# [Challenge]
Scan the entries below and extract each line with the word "page" in it.

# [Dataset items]
↓
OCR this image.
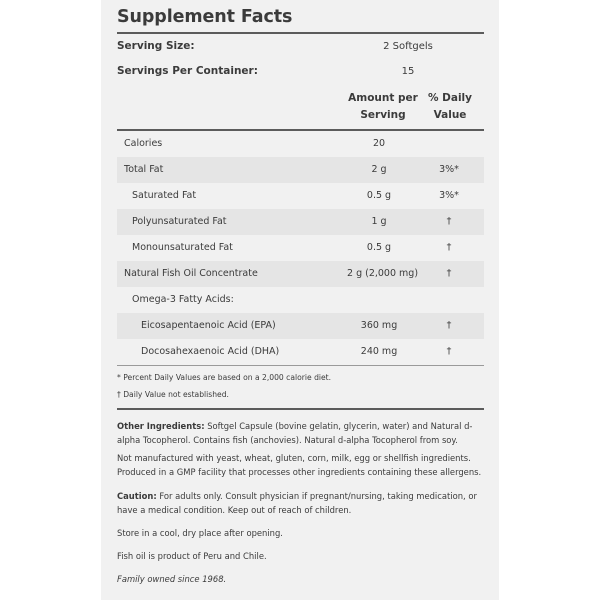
Supplement Facts
Serving Size:	2 Softgels
Servings Per Container:	15
Amount per
Serving
% Daily
Value
Calories	20
Total Fat	2 g	3%*
Saturated Fat	0.5 g	3%*
Polyunsaturated Fat	1 g	†
Monounsaturated Fat	0.5 g	†
Natural Fish Oil Concentrate	2 g (2,000 mg)	†
Omega-3 Fatty Acids:
Eicosapentaenoic Acid (EPA)	360 mg	†
Docosahexaenoic Acid (DHA)	240 mg	†
* Percent Daily Values are based on a 2,000 calorie diet.
† Daily Value not established.
Other Ingredients: Softgel Capsule (bovine gelatin, glycerin, water) and Natural d-alpha Tocopherol. Contains fish (anchovies). Natural d-alpha Tocopherol from soy.
Not manufactured with yeast, wheat, gluten, corn, milk, egg or shellfish ingredients. Produced in a GMP facility that processes other ingredients containing these allergens.
Caution: For adults only. Consult physician if pregnant/nursing, taking medication, or have a medical condition. Keep out of reach of children.
Store in a cool, dry place after opening.
Fish oil is product of Peru and Chile.
Family owned since 1968.
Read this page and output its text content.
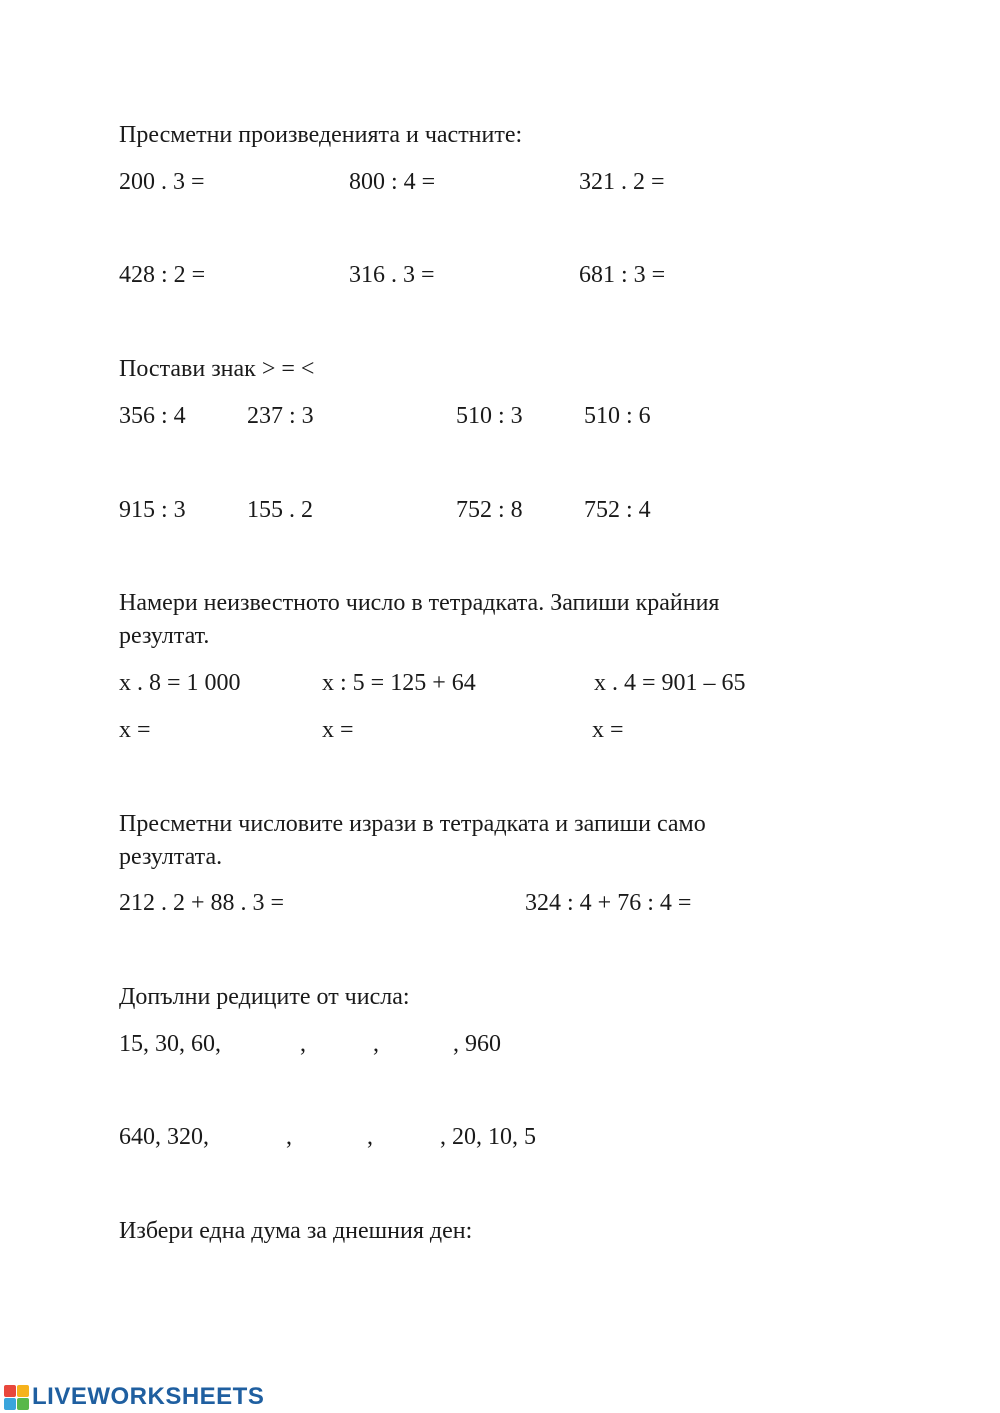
Пресметни произведенията и частните:
200 . 3 =	800 : 4 =	321 . 2 =
428 : 2 =	316 . 3 =	681 : 3 =
Постави знак > = <
356 : 4	237 : 3	510 : 3	510 : 6
915 : 3	155 . 2	752 : 8	752 : 4
Намери неизвестното число в тетрадката. Запиши крайния
резултат.
x . 8 = 1 000	x : 5 = 125 + 64	x . 4 = 901 – 65
x =	x =	x =
Пресметни числовите изрази в тетрадката и запиши само
резултата.
212 . 2 + 88 . 3 =	324 : 4 + 76 : 4 =
Допълни редиците от числа:
15, 30, 60,	,	,	, 960
640, 320,	,	,	, 20, 10, 5
Избери една дума за днешния ден:
LIVEWORKSHEETS
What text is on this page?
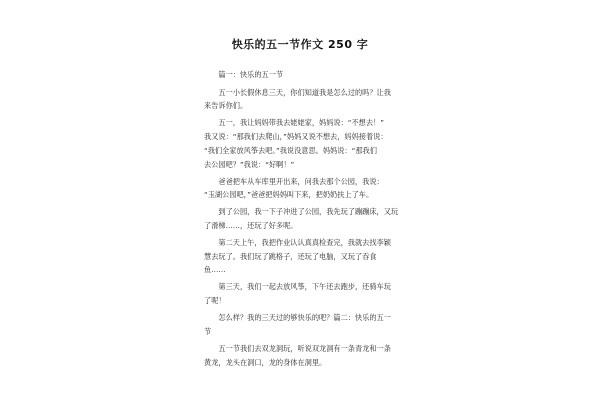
快乐的五一节作文 250 字
　　篇一：快乐的五一节
　　五一小长假休息三天，你们知道我是怎么过的吗？让我
来告诉你们。
　　五一，我让妈妈带我去姥姥家，妈妈说：“不想去！”
我又说：“那我们去爬山，”妈妈又说不想去，妈妈接着说：
“我们全家放风筝去吧。”我说没意思。妈妈说：“那我们
去公园吧？”我说：“好啊！”
　　爸爸把车从车库里开出来，问我去那个公园，我说：
“玉湖公园吧，”爸爸把妈妈叫下来，把奶奶扶上了车。
　　到了公园，我一下子冲进了公园，我先玩了蹦蹦床，又玩
了滑梯……，还玩了好多呢。
　　第二天上午，我把作业认认真真检查完，我就去找李颖
慧去玩了。我们玩了跳格子，还玩了电脑，又玩了吞食
鱼……
　　第三天，我们一起去放风筝，下午还去跑步，还骑车玩
了呢！
　　怎么样？我的三天过的够快乐的吧？篇二：快乐的五一
节
　　五一节我们去双龙洞玩，听说双龙洞有一条青龙和一条
黄龙，龙头在洞口，龙的身体在洞里。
↑
# [Exercise solution]
Read this page and output its text content.
What text is on this page?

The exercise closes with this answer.